- _RECORDS TO PROCESS_:

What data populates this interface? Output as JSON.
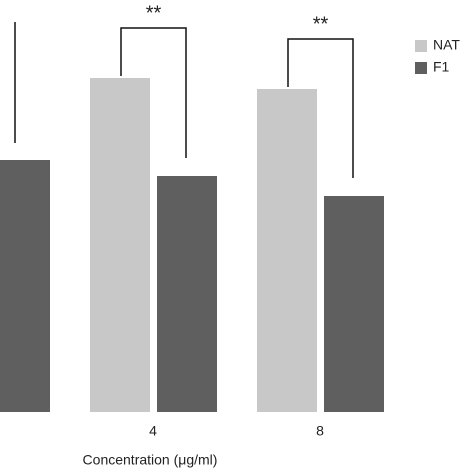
{
  "chart_data": {
    "type": "bar",
    "categories": [
      null,
      "4",
      "8"
    ],
    "series": [
      {
        "name": "NAT",
        "color": "#c8c8c8",
        "values": [
          null,
          83.5,
          80.75
        ]
      },
      {
        "name": "F1",
        "color": "#5f5f5f",
        "values": [
          63,
          59,
          54
        ]
      }
    ],
    "ylim": [
      0,
      100
    ],
    "x_label": "Concentration (μg/ml)",
    "annotations": [
      "**",
      "**"
    ]
  }
}
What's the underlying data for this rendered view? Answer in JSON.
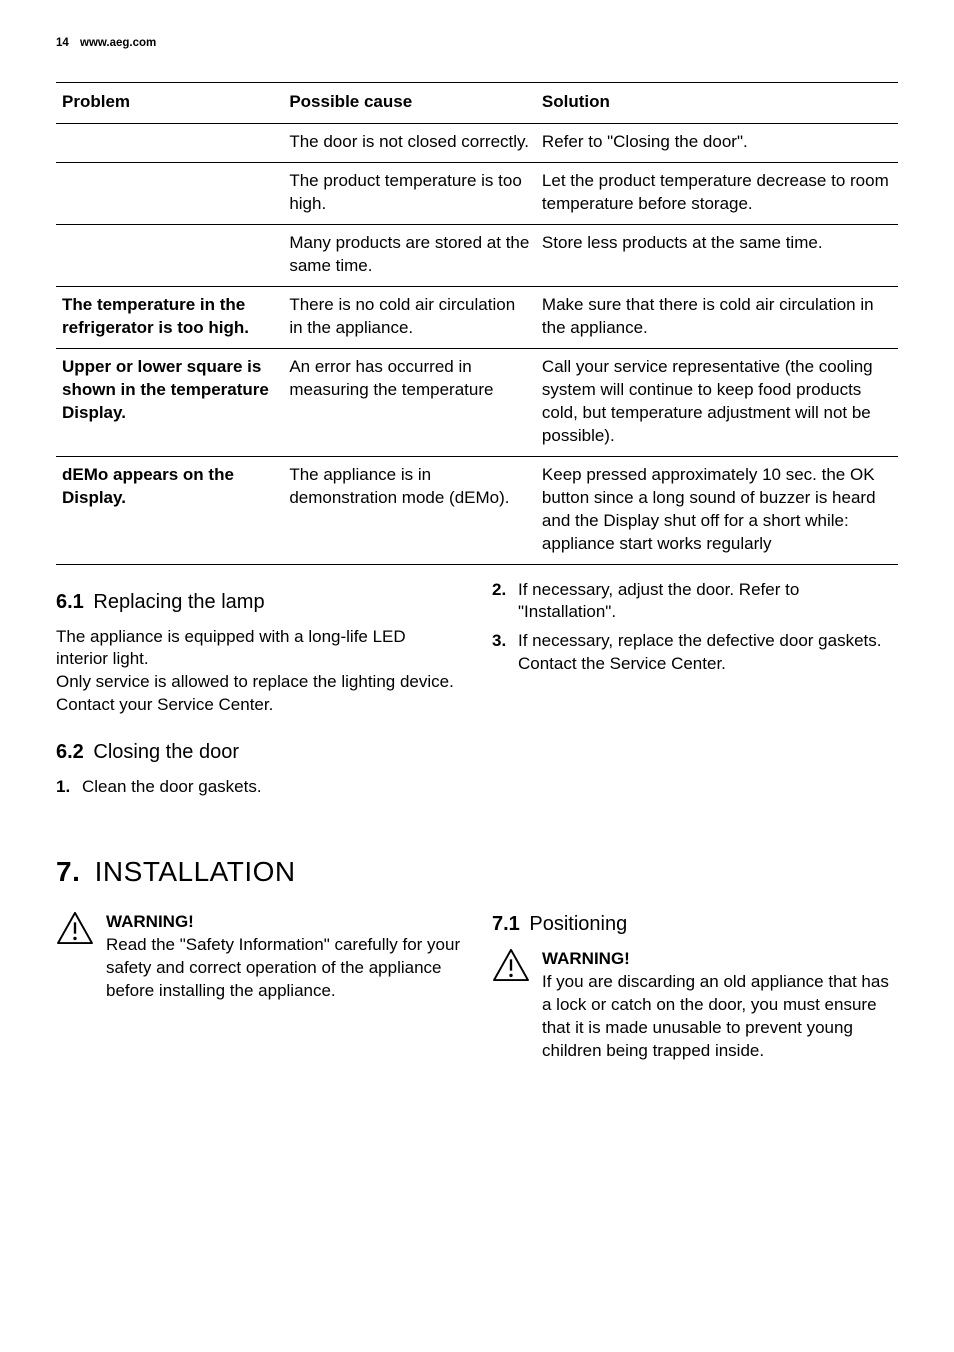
{
  "header": {
    "page_number": "14",
    "site": "www.aeg.com"
  },
  "table": {
    "headers": [
      "Problem",
      "Possible cause",
      "Solution"
    ],
    "rows": [
      {
        "problem": " ",
        "cause": "The door is not closed correctly.",
        "solution": "Refer to \"Closing the door\"."
      },
      {
        "problem": " ",
        "cause": "The product temperature is too high.",
        "solution": "Let the product temperature decrease to room temperature before storage."
      },
      {
        "problem": " ",
        "cause": "Many products are stored at the same time.",
        "solution": "Store less products at the same time."
      },
      {
        "problem": "The temperature in the refrigerator is too high.",
        "cause": "There is no cold air circulation in the appliance.",
        "solution": "Make sure that there is cold air circulation in the appliance."
      },
      {
        "problem": "Upper or lower square is shown in the temperature Display.",
        "cause": "An error has occurred in measuring the temperature",
        "solution": "Call your service representative (the cooling system will continue to keep food products cold, but temperature adjustment will not be possible)."
      },
      {
        "problem": "dEMo appears on the Display.",
        "cause": "The appliance is in demonstration mode (dEMo).",
        "solution": "Keep pressed approximately 10 sec. the OK button since a long sound of buzzer is heard and the Display shut off for a short while: appliance start works regularly"
      }
    ]
  },
  "sec61": {
    "num": "6.1",
    "title": "Replacing the lamp",
    "body": "The appliance is equipped with a long-life LED interior light.\nOnly service is allowed to replace the lighting device. Contact your Service Center."
  },
  "sec62": {
    "num": "6.2",
    "title": "Closing the door",
    "steps": [
      {
        "n": "1.",
        "t": "Clean the door gaskets."
      },
      {
        "n": "2.",
        "t": "If necessary, adjust the door. Refer to \"Installation\"."
      },
      {
        "n": "3.",
        "t": "If necessary, replace the defective door gaskets. Contact the Service Center."
      }
    ]
  },
  "sec7": {
    "num": "7.",
    "title": "INSTALLATION",
    "warning1": {
      "title": "WARNING!",
      "text": "Read the \"Safety Information\" carefully for your safety and correct operation of the appliance before installing the appliance."
    },
    "sub71": {
      "num": "7.1",
      "title": "Positioning",
      "warning": {
        "title": "WARNING!",
        "text": "If you are discarding an old appliance that has a lock or catch on the door, you must ensure that it is made unusable to prevent young children being trapped inside."
      }
    }
  }
}
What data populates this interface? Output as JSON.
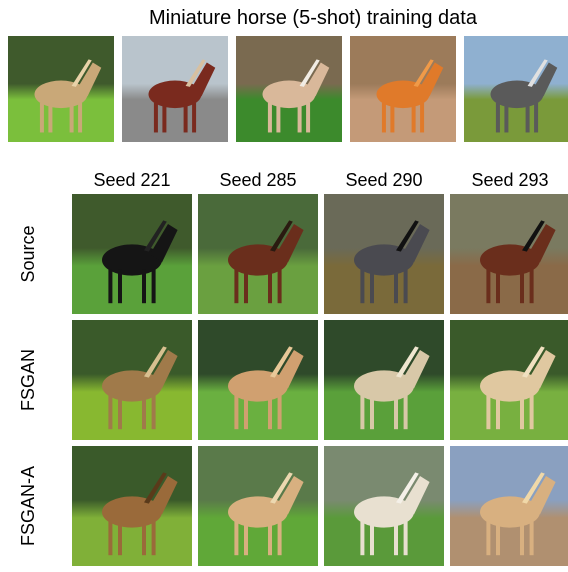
{
  "title": "Miniature horse (5-shot) training data",
  "columns": [
    "Seed 221",
    "Seed 285",
    "Seed 290",
    "Seed 293"
  ],
  "rows": [
    "Source",
    "FSGAN",
    "FSGAN-A"
  ]
}
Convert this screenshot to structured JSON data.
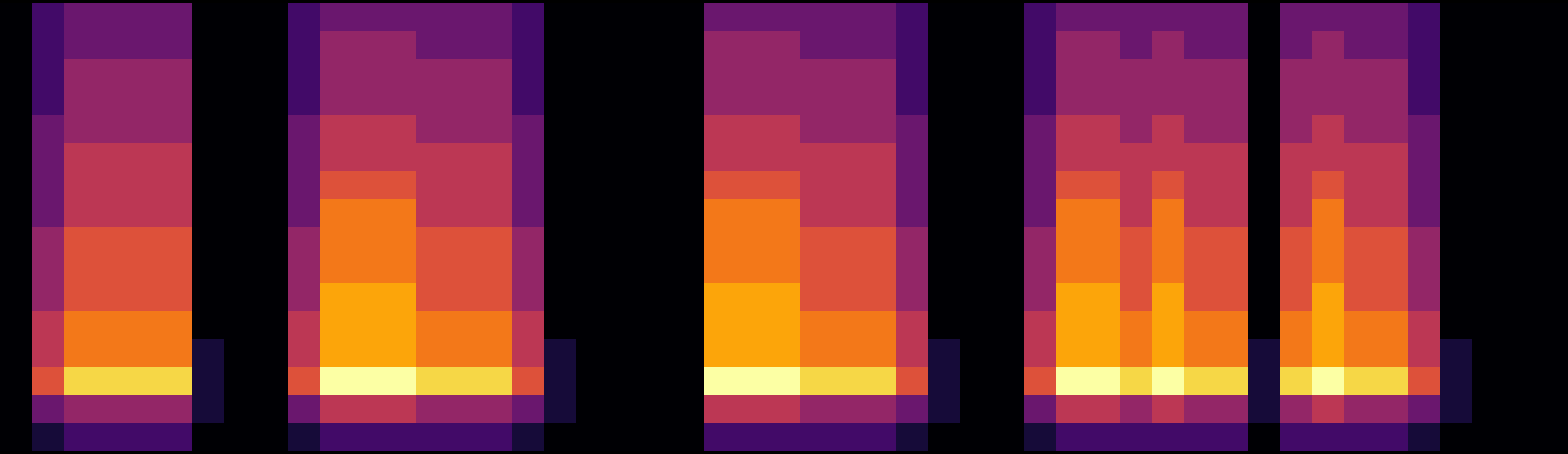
{
  "chart_data": {
    "type": "heatmap",
    "color": "inferno",
    "tick_labels": false,
    "x": [
      0,
      1,
      2,
      3,
      4,
      5,
      6,
      7,
      8,
      9,
      10,
      11,
      12,
      13,
      14,
      15,
      16,
      17,
      18,
      19,
      20,
      21,
      22,
      23,
      24,
      25,
      26,
      27,
      28,
      29,
      30,
      31,
      32,
      33,
      34,
      35,
      36,
      37,
      38,
      39,
      40,
      41,
      42,
      43,
      44,
      45,
      46,
      47,
      48
    ],
    "y": [
      15,
      14,
      13,
      12,
      11,
      10,
      9,
      8,
      7,
      6,
      5,
      4,
      3,
      2,
      1,
      0
    ],
    "z": [
      [
        0,
        0,
        0,
        0,
        0,
        0,
        0,
        0,
        0,
        0,
        0,
        0,
        0,
        0,
        0,
        0
      ],
      [
        2,
        2,
        2,
        2,
        3,
        3,
        3,
        3,
        4,
        4,
        4,
        5,
        5,
        6,
        3,
        1
      ],
      [
        3,
        3,
        4,
        4,
        4,
        5,
        5,
        5,
        6,
        6,
        6,
        7,
        7,
        9,
        4,
        2
      ],
      [
        3,
        3,
        4,
        4,
        4,
        5,
        5,
        5,
        6,
        6,
        6,
        7,
        7,
        9,
        4,
        2
      ],
      [
        3,
        3,
        4,
        4,
        4,
        5,
        5,
        5,
        6,
        6,
        6,
        7,
        7,
        9,
        4,
        2
      ],
      [
        3,
        3,
        4,
        4,
        4,
        5,
        5,
        5,
        6,
        6,
        6,
        7,
        7,
        9,
        4,
        2
      ],
      [
        0,
        0,
        0,
        0,
        0,
        0,
        0,
        0,
        0,
        0,
        0,
        0,
        1,
        1,
        1,
        0
      ],
      [
        0,
        0,
        0,
        0,
        0,
        0,
        0,
        0,
        0,
        0,
        0,
        0,
        0,
        0,
        0,
        0
      ],
      [
        0,
        0,
        0,
        0,
        0,
        0,
        0,
        0,
        0,
        0,
        0,
        0,
        0,
        0,
        0,
        0
      ],
      [
        2,
        2,
        2,
        2,
        3,
        3,
        3,
        3,
        4,
        4,
        4,
        5,
        5,
        6,
        3,
        1
      ],
      [
        3,
        4,
        4,
        4,
        5,
        5,
        6,
        7,
        7,
        7,
        8,
        8,
        8,
        10,
        5,
        2
      ],
      [
        3,
        4,
        4,
        4,
        5,
        5,
        6,
        7,
        7,
        7,
        8,
        8,
        8,
        10,
        5,
        2
      ],
      [
        3,
        4,
        4,
        4,
        5,
        5,
        6,
        7,
        7,
        7,
        8,
        8,
        8,
        10,
        5,
        2
      ],
      [
        3,
        3,
        4,
        4,
        4,
        5,
        5,
        5,
        6,
        6,
        6,
        7,
        7,
        9,
        4,
        2
      ],
      [
        3,
        3,
        4,
        4,
        4,
        5,
        5,
        5,
        6,
        6,
        6,
        7,
        7,
        9,
        4,
        2
      ],
      [
        3,
        3,
        4,
        4,
        4,
        5,
        5,
        5,
        6,
        6,
        6,
        7,
        7,
        9,
        4,
        2
      ],
      [
        2,
        2,
        2,
        2,
        3,
        3,
        3,
        3,
        4,
        4,
        4,
        5,
        5,
        6,
        3,
        1
      ],
      [
        0,
        0,
        0,
        0,
        0,
        0,
        0,
        0,
        0,
        0,
        0,
        0,
        1,
        1,
        1,
        0
      ],
      [
        0,
        0,
        0,
        0,
        0,
        0,
        0,
        0,
        0,
        0,
        0,
        0,
        0,
        0,
        0,
        0
      ],
      [
        0,
        0,
        0,
        0,
        0,
        0,
        0,
        0,
        0,
        0,
        0,
        0,
        0,
        0,
        0,
        0
      ],
      [
        0,
        0,
        0,
        0,
        0,
        0,
        0,
        0,
        0,
        0,
        0,
        0,
        0,
        0,
        0,
        0
      ],
      [
        0,
        0,
        0,
        0,
        0,
        0,
        0,
        0,
        0,
        0,
        0,
        0,
        0,
        0,
        0,
        0
      ],
      [
        3,
        4,
        4,
        4,
        5,
        5,
        6,
        7,
        7,
        7,
        8,
        8,
        8,
        10,
        5,
        2
      ],
      [
        3,
        4,
        4,
        4,
        5,
        5,
        6,
        7,
        7,
        7,
        8,
        8,
        8,
        10,
        5,
        2
      ],
      [
        3,
        4,
        4,
        4,
        5,
        5,
        6,
        7,
        7,
        7,
        8,
        8,
        8,
        10,
        5,
        2
      ],
      [
        3,
        3,
        4,
        4,
        4,
        5,
        5,
        5,
        6,
        6,
        6,
        7,
        7,
        9,
        4,
        2
      ],
      [
        3,
        3,
        4,
        4,
        4,
        5,
        5,
        5,
        6,
        6,
        6,
        7,
        7,
        9,
        4,
        2
      ],
      [
        3,
        3,
        4,
        4,
        4,
        5,
        5,
        5,
        6,
        6,
        6,
        7,
        7,
        9,
        4,
        2
      ],
      [
        2,
        2,
        2,
        2,
        3,
        3,
        3,
        3,
        4,
        4,
        4,
        5,
        5,
        6,
        3,
        1
      ],
      [
        0,
        0,
        0,
        0,
        0,
        0,
        0,
        0,
        0,
        0,
        0,
        0,
        1,
        1,
        1,
        0
      ],
      [
        0,
        0,
        0,
        0,
        0,
        0,
        0,
        0,
        0,
        0,
        0,
        0,
        0,
        0,
        0,
        0
      ],
      [
        0,
        0,
        0,
        0,
        0,
        0,
        0,
        0,
        0,
        0,
        0,
        0,
        0,
        0,
        0,
        0
      ],
      [
        2,
        2,
        2,
        2,
        3,
        3,
        3,
        3,
        4,
        4,
        4,
        5,
        5,
        6,
        3,
        1
      ],
      [
        3,
        4,
        4,
        4,
        5,
        5,
        6,
        7,
        7,
        7,
        8,
        8,
        8,
        10,
        5,
        2
      ],
      [
        3,
        4,
        4,
        4,
        5,
        5,
        6,
        7,
        7,
        7,
        8,
        8,
        8,
        10,
        5,
        2
      ],
      [
        3,
        3,
        4,
        4,
        4,
        5,
        5,
        5,
        6,
        6,
        6,
        7,
        7,
        9,
        4,
        2
      ],
      [
        3,
        4,
        4,
        4,
        5,
        5,
        6,
        7,
        7,
        7,
        8,
        8,
        8,
        10,
        5,
        2
      ],
      [
        3,
        3,
        4,
        4,
        4,
        5,
        5,
        5,
        6,
        6,
        6,
        7,
        7,
        9,
        4,
        2
      ],
      [
        3,
        3,
        4,
        4,
        4,
        5,
        5,
        5,
        6,
        6,
        6,
        7,
        7,
        9,
        4,
        2
      ],
      [
        0,
        0,
        0,
        0,
        0,
        0,
        0,
        0,
        0,
        0,
        0,
        0,
        1,
        1,
        1,
        0
      ],
      [
        3,
        3,
        4,
        4,
        4,
        5,
        5,
        5,
        6,
        6,
        6,
        7,
        7,
        9,
        4,
        2
      ],
      [
        3,
        4,
        4,
        4,
        5,
        5,
        6,
        7,
        7,
        7,
        8,
        8,
        8,
        10,
        5,
        2
      ],
      [
        3,
        3,
        4,
        4,
        4,
        5,
        5,
        5,
        6,
        6,
        6,
        7,
        7,
        9,
        4,
        2
      ],
      [
        3,
        3,
        4,
        4,
        4,
        5,
        5,
        5,
        6,
        6,
        6,
        7,
        7,
        9,
        4,
        2
      ],
      [
        2,
        2,
        2,
        2,
        3,
        3,
        3,
        3,
        4,
        4,
        4,
        5,
        5,
        6,
        3,
        1
      ],
      [
        0,
        0,
        0,
        0,
        0,
        0,
        0,
        0,
        0,
        0,
        0,
        0,
        1,
        1,
        1,
        0
      ],
      [
        0,
        0,
        0,
        0,
        0,
        0,
        0,
        0,
        0,
        0,
        0,
        0,
        0,
        0,
        0,
        0
      ],
      [
        0,
        0,
        0,
        0,
        0,
        0,
        0,
        0,
        0,
        0,
        0,
        0,
        0,
        0,
        0,
        0
      ],
      [
        0,
        0,
        0,
        0,
        0,
        0,
        0,
        0,
        0,
        0,
        0,
        0,
        0,
        0,
        0,
        0
      ]
    ]
  }
}
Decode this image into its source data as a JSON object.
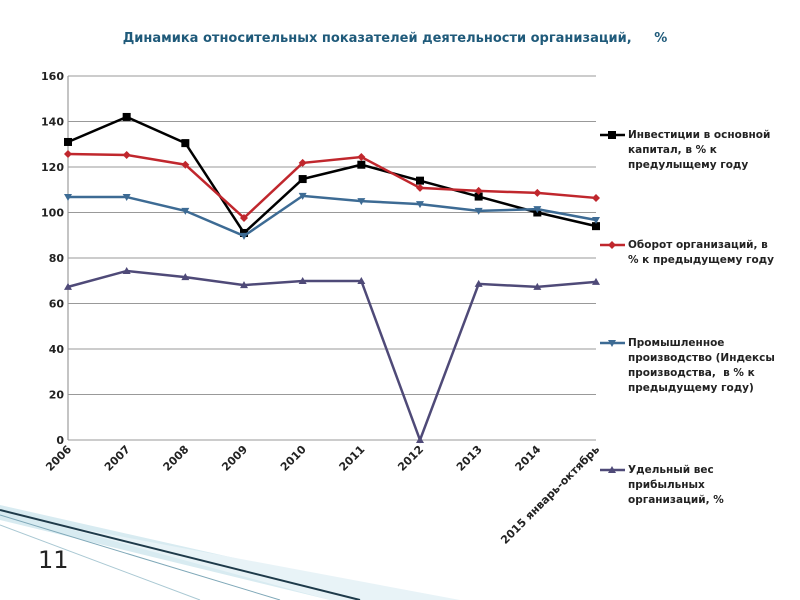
{
  "slide_number": "11",
  "chart_data": {
    "type": "line",
    "title": "Динамика относительных показателей деятельности организаций,     %",
    "categories": [
      "2006",
      "2007",
      "2008",
      "2009",
      "2010",
      "2011",
      "2012",
      "2013",
      "2014",
      "2015 январь-октябрь"
    ],
    "ylim": [
      0,
      160
    ],
    "yticks": [
      0,
      20,
      40,
      60,
      80,
      100,
      120,
      140,
      160
    ],
    "grid": true,
    "series": [
      {
        "name": "Инвестиции в основной капитал, в % к предулыщему году",
        "color": "#000000",
        "marker": "square",
        "values": [
          131,
          142,
          130.5,
          91,
          114.7,
          121,
          114,
          107,
          100,
          94
        ]
      },
      {
        "name": "Оборот организаций, в % к предыдущему году",
        "color": "#c0272d",
        "marker": "diamond",
        "values": [
          125.7,
          125.3,
          121,
          97.6,
          121.8,
          124.4,
          110.8,
          109.5,
          108.6,
          106.4
        ]
      },
      {
        "name": "Промышленное производство (Индексы производства,  в % к предыдущему году)",
        "color": "#3d6b94",
        "marker": "triangle-down",
        "values": [
          106.8,
          106.8,
          100.7,
          89.7,
          107.3,
          105,
          103.7,
          100.7,
          101.5,
          96.7
        ]
      },
      {
        "name": "Удельный вес прибыльных организаций, %",
        "color": "#4f4a78",
        "marker": "triangle-up",
        "values": [
          67.3,
          74.3,
          71.6,
          68.1,
          69.9,
          69.9,
          0,
          68.6,
          67.3,
          69.5
        ]
      }
    ]
  }
}
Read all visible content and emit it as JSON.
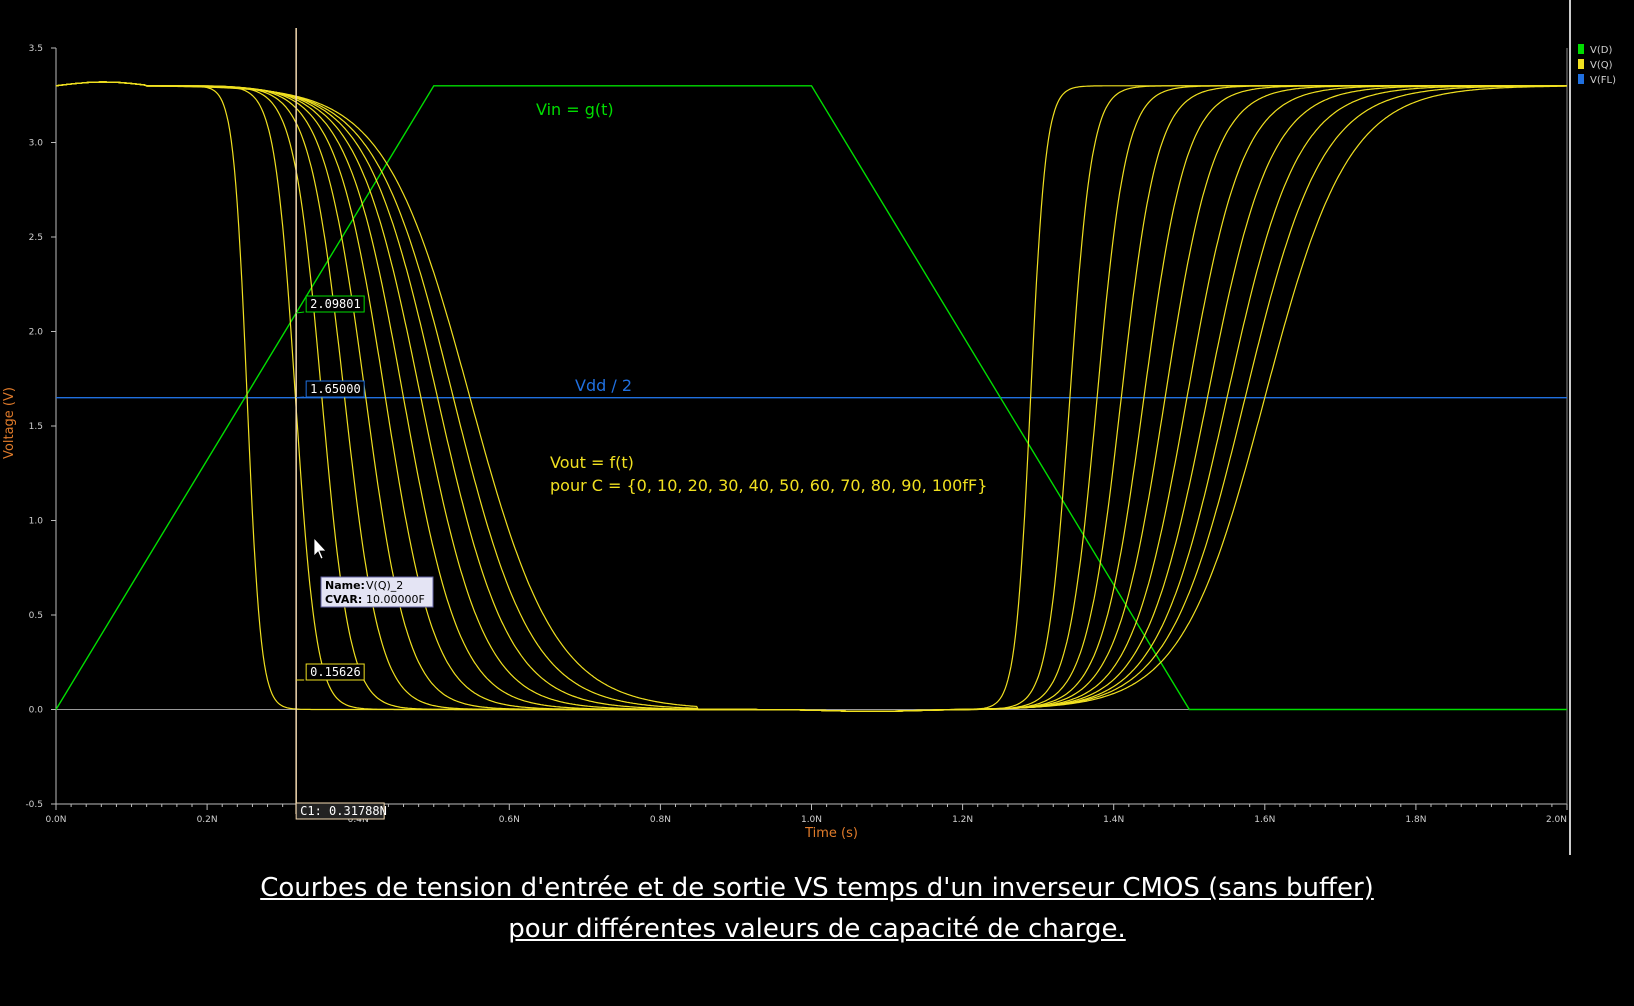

- _GIVEN REQUEST_: Note how many lines in the material hold the word "предыдущему", and give that number with nothing added.

- _RESULT OF THIS EXERCISE_: 2